* _WHAT TO PRODUCE_
Go over the listing below line by line and tally those containing "Load". Give only the tally.

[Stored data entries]
━━━━━━━━
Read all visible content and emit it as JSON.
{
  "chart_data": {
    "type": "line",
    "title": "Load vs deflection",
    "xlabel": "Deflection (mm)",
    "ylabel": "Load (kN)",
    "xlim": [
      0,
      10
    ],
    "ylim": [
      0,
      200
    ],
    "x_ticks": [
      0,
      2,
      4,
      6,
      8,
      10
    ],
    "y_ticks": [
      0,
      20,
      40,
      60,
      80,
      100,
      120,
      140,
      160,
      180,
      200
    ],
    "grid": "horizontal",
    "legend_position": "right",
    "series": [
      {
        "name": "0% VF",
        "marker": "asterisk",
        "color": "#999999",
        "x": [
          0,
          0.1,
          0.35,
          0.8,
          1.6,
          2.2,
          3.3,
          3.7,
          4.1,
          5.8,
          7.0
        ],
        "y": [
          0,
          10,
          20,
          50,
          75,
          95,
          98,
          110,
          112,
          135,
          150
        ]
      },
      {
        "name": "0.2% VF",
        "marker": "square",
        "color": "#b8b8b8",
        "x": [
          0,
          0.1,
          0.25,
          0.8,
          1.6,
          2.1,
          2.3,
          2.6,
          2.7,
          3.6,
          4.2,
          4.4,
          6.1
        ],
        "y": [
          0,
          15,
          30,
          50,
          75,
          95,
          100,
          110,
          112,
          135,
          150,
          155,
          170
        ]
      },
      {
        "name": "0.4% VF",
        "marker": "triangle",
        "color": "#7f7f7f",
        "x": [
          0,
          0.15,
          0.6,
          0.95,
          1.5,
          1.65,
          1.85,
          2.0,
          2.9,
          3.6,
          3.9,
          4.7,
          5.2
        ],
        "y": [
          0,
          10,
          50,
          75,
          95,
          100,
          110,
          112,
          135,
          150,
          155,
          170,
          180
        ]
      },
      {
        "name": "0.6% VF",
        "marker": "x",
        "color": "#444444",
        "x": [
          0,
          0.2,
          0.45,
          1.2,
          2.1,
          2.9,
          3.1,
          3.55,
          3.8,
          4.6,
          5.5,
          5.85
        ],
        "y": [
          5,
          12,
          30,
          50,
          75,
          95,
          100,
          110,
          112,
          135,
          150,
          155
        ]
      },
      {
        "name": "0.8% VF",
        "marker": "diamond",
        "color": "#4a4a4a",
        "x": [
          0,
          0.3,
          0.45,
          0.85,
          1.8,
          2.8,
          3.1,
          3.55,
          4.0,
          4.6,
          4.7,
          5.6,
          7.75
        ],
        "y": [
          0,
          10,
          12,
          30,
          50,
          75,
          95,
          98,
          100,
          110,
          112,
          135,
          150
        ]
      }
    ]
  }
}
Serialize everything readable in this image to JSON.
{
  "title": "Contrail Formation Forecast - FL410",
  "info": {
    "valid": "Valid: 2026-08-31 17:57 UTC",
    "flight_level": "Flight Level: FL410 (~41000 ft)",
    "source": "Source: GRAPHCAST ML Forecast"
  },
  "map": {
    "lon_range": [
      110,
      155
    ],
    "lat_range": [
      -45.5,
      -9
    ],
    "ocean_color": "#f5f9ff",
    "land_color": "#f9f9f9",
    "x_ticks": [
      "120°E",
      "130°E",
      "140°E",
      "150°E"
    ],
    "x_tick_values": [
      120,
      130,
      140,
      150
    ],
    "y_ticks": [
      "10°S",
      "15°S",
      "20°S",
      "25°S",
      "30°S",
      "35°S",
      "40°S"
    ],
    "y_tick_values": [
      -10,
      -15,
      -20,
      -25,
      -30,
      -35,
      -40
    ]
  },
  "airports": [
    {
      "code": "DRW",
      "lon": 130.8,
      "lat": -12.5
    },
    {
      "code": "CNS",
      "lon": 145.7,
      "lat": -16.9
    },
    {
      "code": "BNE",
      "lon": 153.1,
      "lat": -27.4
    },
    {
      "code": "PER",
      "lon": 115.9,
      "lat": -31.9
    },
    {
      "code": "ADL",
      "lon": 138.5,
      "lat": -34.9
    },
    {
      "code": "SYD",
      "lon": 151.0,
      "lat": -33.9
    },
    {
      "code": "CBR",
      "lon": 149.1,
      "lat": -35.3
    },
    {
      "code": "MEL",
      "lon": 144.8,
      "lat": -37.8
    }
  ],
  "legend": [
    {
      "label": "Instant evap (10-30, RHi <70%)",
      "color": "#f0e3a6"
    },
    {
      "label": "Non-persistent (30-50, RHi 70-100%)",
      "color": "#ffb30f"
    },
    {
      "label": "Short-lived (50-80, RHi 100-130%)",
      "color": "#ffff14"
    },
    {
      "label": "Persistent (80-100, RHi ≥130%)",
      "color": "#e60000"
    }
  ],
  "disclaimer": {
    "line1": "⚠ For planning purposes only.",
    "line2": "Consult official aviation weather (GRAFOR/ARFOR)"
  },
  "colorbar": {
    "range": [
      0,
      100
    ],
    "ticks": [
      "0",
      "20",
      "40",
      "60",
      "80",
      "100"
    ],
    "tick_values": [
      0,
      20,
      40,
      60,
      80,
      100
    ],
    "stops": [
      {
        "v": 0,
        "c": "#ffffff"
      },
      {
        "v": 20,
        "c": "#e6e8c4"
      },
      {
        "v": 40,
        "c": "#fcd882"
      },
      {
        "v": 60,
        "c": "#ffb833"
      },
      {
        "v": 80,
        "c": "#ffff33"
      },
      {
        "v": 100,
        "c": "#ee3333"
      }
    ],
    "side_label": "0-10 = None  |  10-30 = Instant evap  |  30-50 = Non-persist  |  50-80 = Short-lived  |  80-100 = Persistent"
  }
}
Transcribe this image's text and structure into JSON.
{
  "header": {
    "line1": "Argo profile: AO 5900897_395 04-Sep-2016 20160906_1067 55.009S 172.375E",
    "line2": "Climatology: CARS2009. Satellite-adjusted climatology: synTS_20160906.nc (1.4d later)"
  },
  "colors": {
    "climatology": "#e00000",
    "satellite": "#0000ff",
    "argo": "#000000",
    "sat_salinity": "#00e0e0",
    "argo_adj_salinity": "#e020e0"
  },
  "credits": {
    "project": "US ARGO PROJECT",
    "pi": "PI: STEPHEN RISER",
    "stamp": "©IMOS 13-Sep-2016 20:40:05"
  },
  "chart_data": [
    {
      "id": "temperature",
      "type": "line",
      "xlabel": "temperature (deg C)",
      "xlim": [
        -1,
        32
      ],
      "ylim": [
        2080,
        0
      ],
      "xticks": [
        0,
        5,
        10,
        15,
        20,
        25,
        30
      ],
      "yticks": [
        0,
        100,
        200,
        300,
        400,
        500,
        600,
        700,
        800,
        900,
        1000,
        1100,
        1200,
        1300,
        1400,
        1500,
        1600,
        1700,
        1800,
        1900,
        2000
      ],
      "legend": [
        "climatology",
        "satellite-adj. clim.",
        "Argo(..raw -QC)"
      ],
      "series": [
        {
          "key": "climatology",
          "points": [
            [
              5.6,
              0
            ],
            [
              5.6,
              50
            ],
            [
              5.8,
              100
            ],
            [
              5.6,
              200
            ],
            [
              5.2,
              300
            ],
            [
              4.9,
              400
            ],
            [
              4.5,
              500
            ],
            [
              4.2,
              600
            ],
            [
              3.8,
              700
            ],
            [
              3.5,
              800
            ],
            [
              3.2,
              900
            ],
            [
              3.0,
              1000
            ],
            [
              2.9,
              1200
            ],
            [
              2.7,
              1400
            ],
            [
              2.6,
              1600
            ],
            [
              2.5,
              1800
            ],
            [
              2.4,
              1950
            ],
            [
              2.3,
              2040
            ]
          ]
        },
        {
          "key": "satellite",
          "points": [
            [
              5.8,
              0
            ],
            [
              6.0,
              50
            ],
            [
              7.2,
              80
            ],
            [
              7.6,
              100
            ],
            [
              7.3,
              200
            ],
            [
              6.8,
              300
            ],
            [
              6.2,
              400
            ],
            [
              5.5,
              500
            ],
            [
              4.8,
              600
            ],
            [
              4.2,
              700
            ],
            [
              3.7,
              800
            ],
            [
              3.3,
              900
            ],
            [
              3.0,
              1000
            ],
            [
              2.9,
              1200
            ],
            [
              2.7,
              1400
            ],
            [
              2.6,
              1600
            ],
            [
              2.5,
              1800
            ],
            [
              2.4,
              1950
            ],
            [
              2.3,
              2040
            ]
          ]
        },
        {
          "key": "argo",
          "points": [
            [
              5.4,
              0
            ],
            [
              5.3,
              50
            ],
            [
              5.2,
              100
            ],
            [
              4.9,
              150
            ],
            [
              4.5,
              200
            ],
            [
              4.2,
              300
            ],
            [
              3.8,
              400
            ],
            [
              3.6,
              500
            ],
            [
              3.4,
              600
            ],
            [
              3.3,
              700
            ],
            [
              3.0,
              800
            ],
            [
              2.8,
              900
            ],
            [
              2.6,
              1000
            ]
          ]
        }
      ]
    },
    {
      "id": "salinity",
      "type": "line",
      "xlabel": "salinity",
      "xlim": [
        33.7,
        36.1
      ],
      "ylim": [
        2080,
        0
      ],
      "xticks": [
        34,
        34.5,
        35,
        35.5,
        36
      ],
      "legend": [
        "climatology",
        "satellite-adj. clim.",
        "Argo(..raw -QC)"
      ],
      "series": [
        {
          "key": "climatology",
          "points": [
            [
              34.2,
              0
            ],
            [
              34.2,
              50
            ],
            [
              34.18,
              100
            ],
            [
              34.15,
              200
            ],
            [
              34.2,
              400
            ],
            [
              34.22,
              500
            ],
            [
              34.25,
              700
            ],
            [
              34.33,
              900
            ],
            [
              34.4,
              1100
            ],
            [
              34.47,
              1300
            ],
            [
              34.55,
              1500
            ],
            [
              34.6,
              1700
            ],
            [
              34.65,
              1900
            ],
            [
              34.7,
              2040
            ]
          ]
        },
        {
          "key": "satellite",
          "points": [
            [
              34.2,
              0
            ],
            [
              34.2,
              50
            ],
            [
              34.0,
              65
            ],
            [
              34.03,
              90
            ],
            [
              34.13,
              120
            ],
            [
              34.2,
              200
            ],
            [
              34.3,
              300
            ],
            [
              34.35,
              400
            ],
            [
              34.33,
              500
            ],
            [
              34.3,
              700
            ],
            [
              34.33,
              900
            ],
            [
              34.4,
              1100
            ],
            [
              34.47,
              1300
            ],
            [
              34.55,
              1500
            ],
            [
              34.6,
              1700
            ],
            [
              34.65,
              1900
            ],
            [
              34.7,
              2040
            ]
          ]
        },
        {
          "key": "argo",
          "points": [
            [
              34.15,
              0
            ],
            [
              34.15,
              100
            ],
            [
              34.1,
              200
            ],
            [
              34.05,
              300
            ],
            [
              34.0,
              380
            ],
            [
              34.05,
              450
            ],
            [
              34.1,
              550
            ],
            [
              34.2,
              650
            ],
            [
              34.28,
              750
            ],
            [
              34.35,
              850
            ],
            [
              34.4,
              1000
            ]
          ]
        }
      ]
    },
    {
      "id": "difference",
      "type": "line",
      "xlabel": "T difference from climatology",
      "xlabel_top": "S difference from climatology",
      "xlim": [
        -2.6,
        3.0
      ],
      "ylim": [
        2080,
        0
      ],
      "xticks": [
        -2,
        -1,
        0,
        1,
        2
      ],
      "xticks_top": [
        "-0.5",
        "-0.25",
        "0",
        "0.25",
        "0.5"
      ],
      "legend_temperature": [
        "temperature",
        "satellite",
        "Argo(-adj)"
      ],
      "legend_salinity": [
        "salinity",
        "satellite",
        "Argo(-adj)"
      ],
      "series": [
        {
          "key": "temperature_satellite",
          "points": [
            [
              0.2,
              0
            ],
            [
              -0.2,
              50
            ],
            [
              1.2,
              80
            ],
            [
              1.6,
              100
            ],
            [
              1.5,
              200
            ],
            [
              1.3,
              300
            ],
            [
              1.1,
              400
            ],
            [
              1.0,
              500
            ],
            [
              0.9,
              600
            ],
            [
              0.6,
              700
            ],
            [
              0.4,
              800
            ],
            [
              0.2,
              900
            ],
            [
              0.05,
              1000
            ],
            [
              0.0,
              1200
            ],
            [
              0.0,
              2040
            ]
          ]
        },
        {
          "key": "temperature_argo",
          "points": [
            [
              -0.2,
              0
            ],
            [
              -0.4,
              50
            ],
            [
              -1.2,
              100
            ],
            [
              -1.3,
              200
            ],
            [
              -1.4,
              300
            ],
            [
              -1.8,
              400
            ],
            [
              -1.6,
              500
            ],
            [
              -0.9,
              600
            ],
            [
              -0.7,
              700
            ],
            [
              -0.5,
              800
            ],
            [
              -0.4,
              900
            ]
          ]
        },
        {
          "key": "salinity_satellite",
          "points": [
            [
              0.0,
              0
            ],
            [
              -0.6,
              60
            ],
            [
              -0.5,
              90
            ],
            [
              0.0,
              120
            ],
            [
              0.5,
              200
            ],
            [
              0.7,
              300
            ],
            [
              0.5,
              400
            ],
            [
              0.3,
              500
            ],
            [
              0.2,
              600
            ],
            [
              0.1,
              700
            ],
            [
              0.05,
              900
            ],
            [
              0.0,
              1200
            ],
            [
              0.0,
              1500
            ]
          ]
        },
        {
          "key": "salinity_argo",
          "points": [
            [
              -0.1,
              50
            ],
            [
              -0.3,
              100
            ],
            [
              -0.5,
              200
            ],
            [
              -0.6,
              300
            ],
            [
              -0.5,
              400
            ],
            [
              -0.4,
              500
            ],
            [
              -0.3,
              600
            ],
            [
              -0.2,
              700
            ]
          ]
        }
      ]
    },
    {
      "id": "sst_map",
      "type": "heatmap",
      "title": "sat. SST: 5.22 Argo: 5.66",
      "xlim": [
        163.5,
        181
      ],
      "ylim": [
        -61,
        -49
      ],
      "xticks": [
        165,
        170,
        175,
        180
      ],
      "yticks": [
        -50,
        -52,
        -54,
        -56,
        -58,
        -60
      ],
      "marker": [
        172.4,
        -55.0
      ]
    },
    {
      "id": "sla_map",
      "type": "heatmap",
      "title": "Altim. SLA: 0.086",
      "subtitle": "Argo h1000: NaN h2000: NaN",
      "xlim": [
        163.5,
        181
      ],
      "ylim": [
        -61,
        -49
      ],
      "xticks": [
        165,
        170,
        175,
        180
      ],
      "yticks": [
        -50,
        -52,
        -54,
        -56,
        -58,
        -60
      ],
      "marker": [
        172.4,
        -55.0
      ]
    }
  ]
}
━━━━━━━━
* _COMPLETE OUTPUT_
2